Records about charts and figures
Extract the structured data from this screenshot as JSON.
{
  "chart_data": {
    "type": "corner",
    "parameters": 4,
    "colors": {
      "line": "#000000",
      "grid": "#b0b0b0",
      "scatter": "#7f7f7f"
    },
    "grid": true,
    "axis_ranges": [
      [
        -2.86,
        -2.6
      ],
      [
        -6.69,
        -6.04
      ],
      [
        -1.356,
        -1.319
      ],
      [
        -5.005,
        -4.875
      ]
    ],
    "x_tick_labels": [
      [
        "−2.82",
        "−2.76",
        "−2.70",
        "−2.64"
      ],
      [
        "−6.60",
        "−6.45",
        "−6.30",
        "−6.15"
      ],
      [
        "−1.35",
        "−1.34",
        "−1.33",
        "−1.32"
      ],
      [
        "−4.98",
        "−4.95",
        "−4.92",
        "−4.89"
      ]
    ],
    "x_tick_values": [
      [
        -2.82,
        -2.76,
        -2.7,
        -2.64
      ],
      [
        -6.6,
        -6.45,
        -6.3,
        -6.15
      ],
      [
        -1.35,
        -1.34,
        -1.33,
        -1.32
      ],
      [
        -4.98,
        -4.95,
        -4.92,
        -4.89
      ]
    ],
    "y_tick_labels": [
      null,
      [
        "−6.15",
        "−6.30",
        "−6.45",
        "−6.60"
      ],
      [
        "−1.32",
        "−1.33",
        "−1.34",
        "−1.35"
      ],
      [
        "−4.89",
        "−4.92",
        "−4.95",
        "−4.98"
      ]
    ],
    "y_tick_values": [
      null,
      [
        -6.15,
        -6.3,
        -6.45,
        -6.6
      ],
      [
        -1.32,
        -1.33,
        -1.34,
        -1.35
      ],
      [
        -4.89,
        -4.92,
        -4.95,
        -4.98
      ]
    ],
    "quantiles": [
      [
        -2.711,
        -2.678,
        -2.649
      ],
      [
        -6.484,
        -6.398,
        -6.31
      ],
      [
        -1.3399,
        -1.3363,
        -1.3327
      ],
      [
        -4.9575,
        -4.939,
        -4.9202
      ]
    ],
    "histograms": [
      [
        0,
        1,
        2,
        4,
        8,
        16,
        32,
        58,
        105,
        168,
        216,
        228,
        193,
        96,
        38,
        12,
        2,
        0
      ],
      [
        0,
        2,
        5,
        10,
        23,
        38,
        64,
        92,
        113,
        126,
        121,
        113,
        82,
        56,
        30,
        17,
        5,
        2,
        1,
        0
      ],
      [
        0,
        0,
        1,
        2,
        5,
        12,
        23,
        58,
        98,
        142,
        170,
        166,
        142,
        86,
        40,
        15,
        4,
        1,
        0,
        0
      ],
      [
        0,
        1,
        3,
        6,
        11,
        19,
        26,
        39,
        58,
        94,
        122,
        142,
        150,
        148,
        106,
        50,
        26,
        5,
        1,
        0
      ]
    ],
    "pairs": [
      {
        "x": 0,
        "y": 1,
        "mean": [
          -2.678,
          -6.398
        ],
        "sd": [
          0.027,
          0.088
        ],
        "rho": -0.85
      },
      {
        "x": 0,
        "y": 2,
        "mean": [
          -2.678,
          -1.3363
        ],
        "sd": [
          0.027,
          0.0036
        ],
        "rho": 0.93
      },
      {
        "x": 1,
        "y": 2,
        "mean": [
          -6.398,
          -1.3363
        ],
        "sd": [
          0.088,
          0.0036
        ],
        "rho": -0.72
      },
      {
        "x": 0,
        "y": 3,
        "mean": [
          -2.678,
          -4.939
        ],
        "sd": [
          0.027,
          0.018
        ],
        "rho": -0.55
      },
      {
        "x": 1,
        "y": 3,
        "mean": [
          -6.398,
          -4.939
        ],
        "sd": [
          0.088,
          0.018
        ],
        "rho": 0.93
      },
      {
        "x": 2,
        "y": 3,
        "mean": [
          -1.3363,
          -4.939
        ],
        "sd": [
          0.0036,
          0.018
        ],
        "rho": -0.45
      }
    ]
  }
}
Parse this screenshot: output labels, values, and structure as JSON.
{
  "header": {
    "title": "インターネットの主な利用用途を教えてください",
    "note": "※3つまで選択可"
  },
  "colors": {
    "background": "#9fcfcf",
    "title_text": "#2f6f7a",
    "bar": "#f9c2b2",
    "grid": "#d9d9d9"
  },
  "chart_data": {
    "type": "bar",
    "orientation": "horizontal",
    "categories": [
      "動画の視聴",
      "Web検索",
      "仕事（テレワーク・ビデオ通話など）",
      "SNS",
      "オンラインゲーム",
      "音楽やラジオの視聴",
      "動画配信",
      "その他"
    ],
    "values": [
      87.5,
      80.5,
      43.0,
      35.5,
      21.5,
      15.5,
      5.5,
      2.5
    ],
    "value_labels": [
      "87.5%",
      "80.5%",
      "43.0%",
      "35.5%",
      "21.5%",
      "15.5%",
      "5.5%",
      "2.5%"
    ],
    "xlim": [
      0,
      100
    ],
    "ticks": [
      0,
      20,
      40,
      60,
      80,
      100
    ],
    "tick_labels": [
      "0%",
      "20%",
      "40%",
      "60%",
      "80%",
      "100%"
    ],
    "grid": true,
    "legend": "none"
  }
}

◆ **WHAT IS ASKED**:
Where a line holds the string "screenshot", copy that line.

◆ **RESULT BELOW**:
Extract the structured data from this screenshot as JSON.
Parse this screenshot: output labels, values, and structure as JSON.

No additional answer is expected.